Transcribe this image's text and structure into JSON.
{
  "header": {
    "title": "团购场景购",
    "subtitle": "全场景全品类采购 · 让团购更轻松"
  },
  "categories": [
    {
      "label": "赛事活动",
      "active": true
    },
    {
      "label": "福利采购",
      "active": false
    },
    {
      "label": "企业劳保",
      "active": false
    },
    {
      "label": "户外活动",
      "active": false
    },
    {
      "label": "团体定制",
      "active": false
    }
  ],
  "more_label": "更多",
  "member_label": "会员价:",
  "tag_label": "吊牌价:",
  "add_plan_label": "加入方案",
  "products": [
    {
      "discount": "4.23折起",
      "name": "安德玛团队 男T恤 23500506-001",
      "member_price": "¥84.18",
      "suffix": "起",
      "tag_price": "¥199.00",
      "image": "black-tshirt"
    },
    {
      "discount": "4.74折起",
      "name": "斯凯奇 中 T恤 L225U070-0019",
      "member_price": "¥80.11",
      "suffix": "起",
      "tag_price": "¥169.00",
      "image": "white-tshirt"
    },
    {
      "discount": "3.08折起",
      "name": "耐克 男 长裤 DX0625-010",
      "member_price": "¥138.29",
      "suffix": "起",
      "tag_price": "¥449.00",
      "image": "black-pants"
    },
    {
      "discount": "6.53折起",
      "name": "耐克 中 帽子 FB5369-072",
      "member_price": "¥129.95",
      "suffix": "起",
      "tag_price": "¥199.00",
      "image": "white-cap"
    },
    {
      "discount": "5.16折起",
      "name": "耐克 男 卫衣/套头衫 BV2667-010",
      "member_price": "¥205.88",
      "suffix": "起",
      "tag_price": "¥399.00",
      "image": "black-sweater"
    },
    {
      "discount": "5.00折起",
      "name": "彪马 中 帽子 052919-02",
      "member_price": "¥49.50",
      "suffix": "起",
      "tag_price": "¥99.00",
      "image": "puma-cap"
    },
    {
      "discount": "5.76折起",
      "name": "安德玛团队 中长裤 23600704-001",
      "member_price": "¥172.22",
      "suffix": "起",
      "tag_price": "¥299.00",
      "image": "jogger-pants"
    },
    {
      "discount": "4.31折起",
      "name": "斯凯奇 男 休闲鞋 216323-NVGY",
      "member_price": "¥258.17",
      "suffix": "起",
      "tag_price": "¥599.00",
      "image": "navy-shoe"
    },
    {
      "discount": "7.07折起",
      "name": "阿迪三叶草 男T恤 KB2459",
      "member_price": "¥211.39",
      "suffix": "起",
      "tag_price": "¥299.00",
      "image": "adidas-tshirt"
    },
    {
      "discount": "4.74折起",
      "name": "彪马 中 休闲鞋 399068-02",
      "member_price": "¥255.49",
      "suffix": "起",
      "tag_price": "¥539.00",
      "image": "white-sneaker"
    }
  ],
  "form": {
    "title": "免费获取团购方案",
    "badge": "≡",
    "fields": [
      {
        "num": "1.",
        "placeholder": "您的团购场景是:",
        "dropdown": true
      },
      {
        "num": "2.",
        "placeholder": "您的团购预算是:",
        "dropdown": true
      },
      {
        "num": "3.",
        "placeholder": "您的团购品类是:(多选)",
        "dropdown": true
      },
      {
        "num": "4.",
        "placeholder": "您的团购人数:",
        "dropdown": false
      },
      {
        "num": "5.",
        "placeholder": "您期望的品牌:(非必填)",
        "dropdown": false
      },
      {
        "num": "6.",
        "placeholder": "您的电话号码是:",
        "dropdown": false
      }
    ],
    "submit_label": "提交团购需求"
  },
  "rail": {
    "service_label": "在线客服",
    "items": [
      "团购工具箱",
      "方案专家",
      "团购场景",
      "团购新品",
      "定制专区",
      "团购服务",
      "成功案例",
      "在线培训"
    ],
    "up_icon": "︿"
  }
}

Challenge: Each line of the material must be restated exactly.

Reply to the exercise:
Transcribe this image's text and structure into JSON.
{
  "header": {
    "title": "团购场景购",
    "subtitle": "全场景全品类采购 · 让团购更轻松"
  },
  "categories": [
    {
      "label": "赛事活动",
      "active": true
    },
    {
      "label": "福利采购",
      "active": false
    },
    {
      "label": "企业劳保",
      "active": false
    },
    {
      "label": "户外活动",
      "active": false
    },
    {
      "label": "团体定制",
      "active": false
    }
  ],
  "more_label": "更多",
  "member_label": "会员价:",
  "tag_label": "吊牌价:",
  "add_plan_label": "加入方案",
  "products": [
    {
      "discount": "4.23折起",
      "name": "安德玛团队 男T恤 23500506-001",
      "member_price": "¥84.18",
      "suffix": "起",
      "tag_price": "¥199.00",
      "image": "black-tshirt"
    },
    {
      "discount": "4.74折起",
      "name": "斯凯奇 中 T恤 L225U070-0019",
      "member_price": "¥80.11",
      "suffix": "起",
      "tag_price": "¥169.00",
      "image": "white-tshirt"
    },
    {
      "discount": "3.08折起",
      "name": "耐克 男 长裤 DX0625-010",
      "member_price": "¥138.29",
      "suffix": "起",
      "tag_price": "¥449.00",
      "image": "black-pants"
    },
    {
      "discount": "6.53折起",
      "name": "耐克 中 帽子 FB5369-072",
      "member_price": "¥129.95",
      "suffix": "起",
      "tag_price": "¥199.00",
      "image": "white-cap"
    },
    {
      "discount": "5.16折起",
      "name": "耐克 男 卫衣/套头衫 BV2667-010",
      "member_price": "¥205.88",
      "suffix": "起",
      "tag_price": "¥399.00",
      "image": "black-sweater"
    },
    {
      "discount": "5.00折起",
      "name": "彪马 中 帽子 052919-02",
      "member_price": "¥49.50",
      "suffix": "起",
      "tag_price": "¥99.00",
      "image": "puma-cap"
    },
    {
      "discount": "5.76折起",
      "name": "安德玛团队 中长裤 23600704-001",
      "member_price": "¥172.22",
      "suffix": "起",
      "tag_price": "¥299.00",
      "image": "jogger-pants"
    },
    {
      "discount": "4.31折起",
      "name": "斯凯奇 男 休闲鞋 216323-NVGY",
      "member_price": "¥258.17",
      "suffix": "起",
      "tag_price": "¥599.00",
      "image": "navy-shoe"
    },
    {
      "discount": "7.07折起",
      "name": "阿迪三叶草 男T恤 KB2459",
      "member_price": "¥211.39",
      "suffix": "起",
      "tag_price": "¥299.00",
      "image": "adidas-tshirt"
    },
    {
      "discount": "4.74折起",
      "name": "彪马 中 休闲鞋 399068-02",
      "member_price": "¥255.49",
      "suffix": "起",
      "tag_price": "¥539.00",
      "image": "white-sneaker"
    }
  ],
  "form": {
    "title": "免费获取团购方案",
    "badge": "≡",
    "fields": [
      {
        "num": "1.",
        "placeholder": "您的团购场景是:",
        "dropdown": true
      },
      {
        "num": "2.",
        "placeholder": "您的团购预算是:",
        "dropdown": true
      },
      {
        "num": "3.",
        "placeholder": "您的团购品类是:(多选)",
        "dropdown": true
      },
      {
        "num": "4.",
        "placeholder": "您的团购人数:",
        "dropdown": false
      },
      {
        "num": "5.",
        "placeholder": "您期望的品牌:(非必填)",
        "dropdown": false
      },
      {
        "num": "6.",
        "placeholder": "您的电话号码是:",
        "dropdown": false
      }
    ],
    "submit_label": "提交团购需求"
  },
  "rail": {
    "service_label": "在线客服",
    "items": [
      "团购工具箱",
      "方案专家",
      "团购场景",
      "团购新品",
      "定制专区",
      "团购服务",
      "成功案例",
      "在线培训"
    ],
    "up_icon": "︿"
  }
}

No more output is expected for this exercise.